**What you should do**
Print every entry word for word, but omit the pictures.
-- Information shown start --
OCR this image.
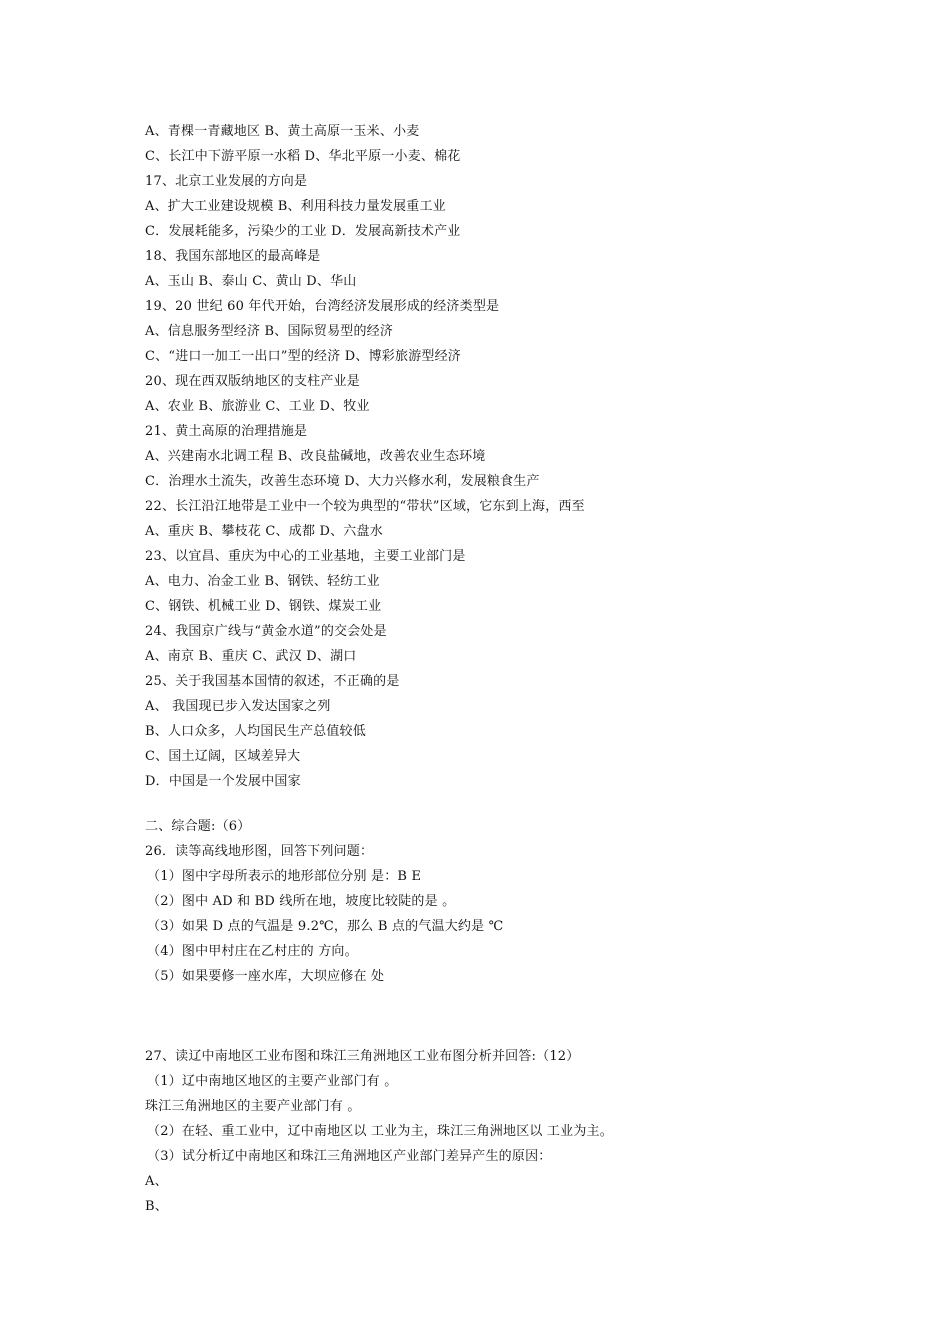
A、青棵一青藏地区 B、黄土高原一玉米、小麦
C、长江中下游平原一水稻 D、华北平原一小麦、棉花
17、北京工业发展的方向是
A、扩大工业建设规模 B、利用科技力量发展重工业
C．发展耗能多，污染少的工业 D．发展高新技术产业
18、我国东部地区的最高峰是
A、玉山 B、泰山 C、黄山 D、华山
19、20 世纪 60 年代开始，台湾经济发展形成的经济类型是
A、信息服务型经济 B、国际贸易型的经济
C、“进口一加工一出口”型的经济 D、博彩旅游型经济
20、现在西双版纳地区的支柱产业是
A、农业 B、旅游业 C、工业 D、牧业
21、黄土高原的治理措施是
A、兴建南水北调工程 B、改良盐碱地，改善农业生态环境
C．治理水土流失，改善生态环境 D、大力兴修水利，发展粮食生产
22、长江沿江地带是工业中一个较为典型的“带状”区域，它东到上海，西至
A、重庆 B、攀枝花 C、成都 D、六盘水
23、以宜昌、重庆为中心的工业基地，主要工业部门是
A、电力、冶金工业 B、钢铁、轻纺工业
C、钢铁、机械工业 D、钢铁、煤炭工业
24、我国京广线与“黄金水道”的交会处是
A、南京 B、重庆 C、武汉 D、湖口
25、关于我国基本国情的叙述，不正确的是
A、 我国现已步入发达国家之列
B、人口众多，人均国民生产总值较低
C、国土辽阔，区域差异大
D．中国是一个发展中国家
二、综合题:（6）
26．读等高线地形图，回答下列问题：
（1）图中字母所表示的地形部位分别 是：B E
（2）图中 AD 和 BD 线所在地，坡度比较陡的是 。
（3）如果 D 点的气温是 9.2℃，那么 B 点的气温大约是 ℃
（4）图中甲村庄在乙村庄的 方向。
（5）如果要修一座水库，大坝应修在 处
27、读辽中南地区工业布图和珠江三角洲地区工业布图分析并回答:（12）
（1）辽中南地区地区的主要产业部门有 。
珠江三角洲地区的主要产业部门有 。
（2）在轻、重工业中，辽中南地区以 工业为主，珠江三角洲地区以 工业为主。
（3）试分析辽中南地区和珠江三角洲地区产业部门差异产生的原因：
A、
B、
-- Information shown end --
**Answer for the task**
OCR this image.
A、青棵一青藏地区 B、黄土高原一玉米、小麦
C、长江中下游平原一水稻 D、华北平原一小麦、棉花
17、北京工业发展的方向是
A、扩大工业建设规模 B、利用科技力量发展重工业
C．发展耗能多，污染少的工业 D．发展高新技术产业
18、我国东部地区的最高峰是
A、玉山 B、泰山 C、黄山 D、华山
19、20 世纪 60 年代开始，台湾经济发展形成的经济类型是
A、信息服务型经济 B、国际贸易型的经济
C、“进口一加工一出口”型的经济 D、博彩旅游型经济
20、现在西双版纳地区的支柱产业是
A、农业 B、旅游业 C、工业 D、牧业
21、黄土高原的治理措施是
A、兴建南水北调工程 B、改良盐碱地，改善农业生态环境
C．治理水土流失，改善生态环境 D、大力兴修水利，发展粮食生产
22、长江沿江地带是工业中一个较为典型的“带状”区域，它东到上海，西至
A、重庆 B、攀枝花 C、成都 D、六盘水
23、以宜昌、重庆为中心的工业基地，主要工业部门是
A、电力、冶金工业 B、钢铁、轻纺工业
C、钢铁、机械工业 D、钢铁、煤炭工业
24、我国京广线与“黄金水道”的交会处是
A、南京 B、重庆 C、武汉 D、湖口
25、关于我国基本国情的叙述，不正确的是
A、 我国现已步入发达国家之列
B、人口众多，人均国民生产总值较低
C、国土辽阔，区域差异大
D．中国是一个发展中国家
二、综合题:（6）
26．读等高线地形图，回答下列问题：
（1）图中字母所表示的地形部位分别 是：B E
（2）图中 AD 和 BD 线所在地，坡度比较陡的是 。
（3）如果 D 点的气温是 9.2℃，那么 B 点的气温大约是 ℃
（4）图中甲村庄在乙村庄的 方向。
（5）如果要修一座水库，大坝应修在 处
27、读辽中南地区工业布图和珠江三角洲地区工业布图分析并回答:（12）
（1）辽中南地区地区的主要产业部门有 。
珠江三角洲地区的主要产业部门有 。
（2）在轻、重工业中，辽中南地区以 工业为主，珠江三角洲地区以 工业为主。
（3）试分析辽中南地区和珠江三角洲地区产业部门差异产生的原因：
A、
B、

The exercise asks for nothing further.